INFORMATION GIVEN.
-.-.-
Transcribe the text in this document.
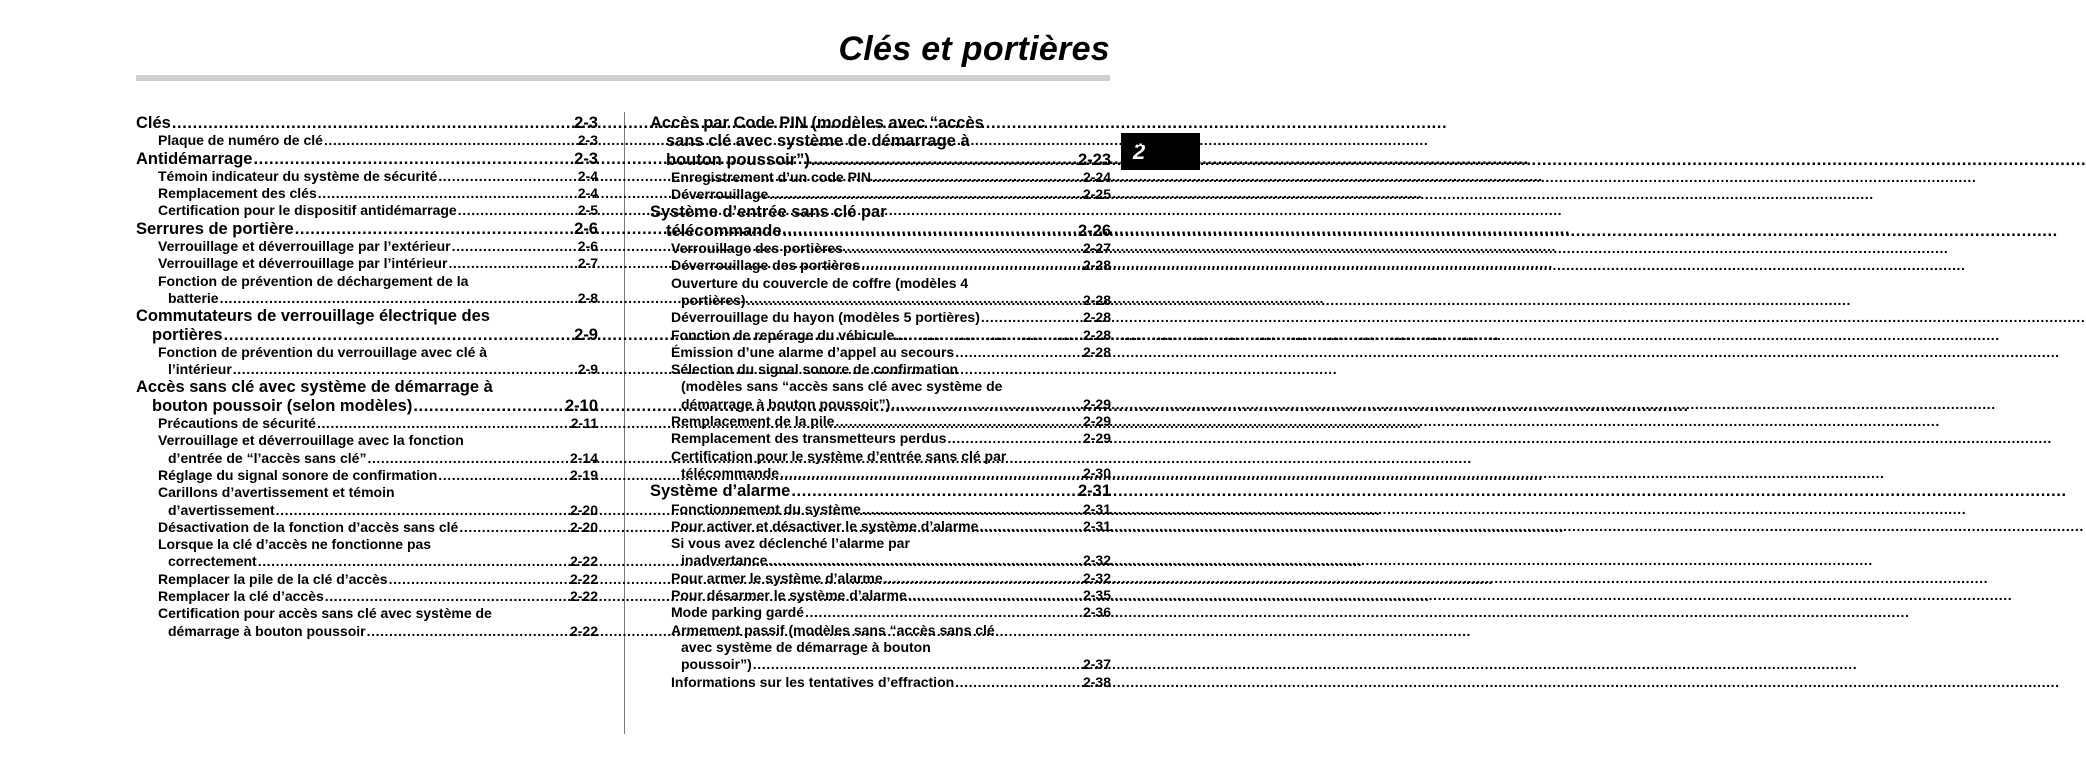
Clés et portières
2
Clés .....	2-3
Plaque de numéro de clé .....	2-3
Antidémarrage .....	2-3
Témoin indicateur du système de sécurité .....	2-4
Remplacement des clés .....	2-4
Certification pour le dispositif antidémarrage .....	2-5
Serrures de portière .....	2-6
Verrouillage et déverrouillage par l’extérieur .....	2-6
Verrouillage et déverrouillage par l’intérieur .....	2-7
Fonction de prévention de déchargement de la
batterie .....	2-8
Commutateurs de verrouillage électrique des
portières .....	2-9
Fonction de prévention du verrouillage avec clé à
l’intérieur .....	2-9
Accès sans clé avec système de démarrage à
bouton poussoir (selon modèles) .....	2-10
Précautions de sécurité .....	2-11
Verrouillage et déverrouillage avec la fonction
d’entrée de “l’accès sans clé” .....	2-14
Réglage du signal sonore de confirmation .....	2-19
Carillons d’avertissement et témoin
d’avertissement .....	2-20
Désactivation de la fonction d’accès sans clé .....	2-20
Lorsque la clé d’accès ne fonctionne pas
correctement .....	2-22
Remplacer la pile de la clé d’accès .....	2-22
Remplacer la clé d’accès .....	2-22
Certification pour accès sans clé avec système de
démarrage à bouton poussoir .....	2-22
Accès par Code PIN (modèles avec “accès
sans clé avec système de démarrage à
bouton poussoir”) .....	2-23
Enregistrement d’un code PIN .....	2-24
Déverrouillage .....	2-25
Système d’entrée sans clé par
télécommande .....	2-26
Verrouillage des portières .....	2-27
Déverrouillage des portières .....	2-28
Ouverture du couvercle de coffre (modèles 4
portières) .....	2-28
Déverrouillage du hayon (modèles 5 portières) .....	2-28
Fonction de repérage du véhicule .....	2-28
Émission d’une alarme d’appel au secours .....	2-28
Sélection du signal sonore de confirmation
(modèles sans “accès sans clé avec système de
démarrage à bouton poussoir”) .....	2-29
Remplacement de la pile .....	2-29
Remplacement des transmetteurs perdus .....	2-29
Certification pour le système d’entrée sans clé par
télécommande .....	2-30
Système d’alarme .....	2-31
Fonctionnement du système .....	2-31
Pour activer et désactiver le système d’alarme .....	2-31
Si vous avez déclenché l’alarme par
inadvertance .....	2-32
Pour armer le système d’alarme .....	2-32
Pour désarmer le système d’alarme .....	2-35
Mode parking gardé .....	2-36
Armement passif (modèles sans “accès sans clé
avec système de démarrage à bouton
poussoir”) .....	2-37
Informations sur les tentatives d’effraction .....	2-38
-.-.-
Write the material out again exactly as it appears, dropping the pictures.

RESPONSE TO THE TASK.
Transcribe the text in this document.
Clés et portières
2
Clés .....	2-3
Plaque de numéro de clé .....	2-3
Antidémarrage .....	2-3
Témoin indicateur du système de sécurité .....	2-4
Remplacement des clés .....	2-4
Certification pour le dispositif antidémarrage .....	2-5
Serrures de portière .....	2-6
Verrouillage et déverrouillage par l’extérieur .....	2-6
Verrouillage et déverrouillage par l’intérieur .....	2-7
Fonction de prévention de déchargement de la
batterie .....	2-8
Commutateurs de verrouillage électrique des
portières .....	2-9
Fonction de prévention du verrouillage avec clé à
l’intérieur .....	2-9
Accès sans clé avec système de démarrage à
bouton poussoir (selon modèles) .....	2-10
Précautions de sécurité .....	2-11
Verrouillage et déverrouillage avec la fonction
d’entrée de “l’accès sans clé” .....	2-14
Réglage du signal sonore de confirmation .....	2-19
Carillons d’avertissement et témoin
d’avertissement .....	2-20
Désactivation de la fonction d’accès sans clé .....	2-20
Lorsque la clé d’accès ne fonctionne pas
correctement .....	2-22
Remplacer la pile de la clé d’accès .....	2-22
Remplacer la clé d’accès .....	2-22
Certification pour accès sans clé avec système de
démarrage à bouton poussoir .....	2-22
Accès par Code PIN (modèles avec “accès
sans clé avec système de démarrage à
bouton poussoir”) .....	2-23
Enregistrement d’un code PIN .....	2-24
Déverrouillage .....	2-25
Système d’entrée sans clé par
télécommande .....	2-26
Verrouillage des portières .....	2-27
Déverrouillage des portières .....	2-28
Ouverture du couvercle de coffre (modèles 4
portières) .....	2-28
Déverrouillage du hayon (modèles 5 portières) .....	2-28
Fonction de repérage du véhicule .....	2-28
Émission d’une alarme d’appel au secours .....	2-28
Sélection du signal sonore de confirmation
(modèles sans “accès sans clé avec système de
démarrage à bouton poussoir”) .....	2-29
Remplacement de la pile .....	2-29
Remplacement des transmetteurs perdus .....	2-29
Certification pour le système d’entrée sans clé par
télécommande .....	2-30
Système d’alarme .....	2-31
Fonctionnement du système .....	2-31
Pour activer et désactiver le système d’alarme .....	2-31
Si vous avez déclenché l’alarme par
inadvertance .....	2-32
Pour armer le système d’alarme .....	2-32
Pour désarmer le système d’alarme .....	2-35
Mode parking gardé .....	2-36
Armement passif (modèles sans “accès sans clé
avec système de démarrage à bouton
poussoir”) .....	2-37
Informations sur les tentatives d’effraction .....	2-38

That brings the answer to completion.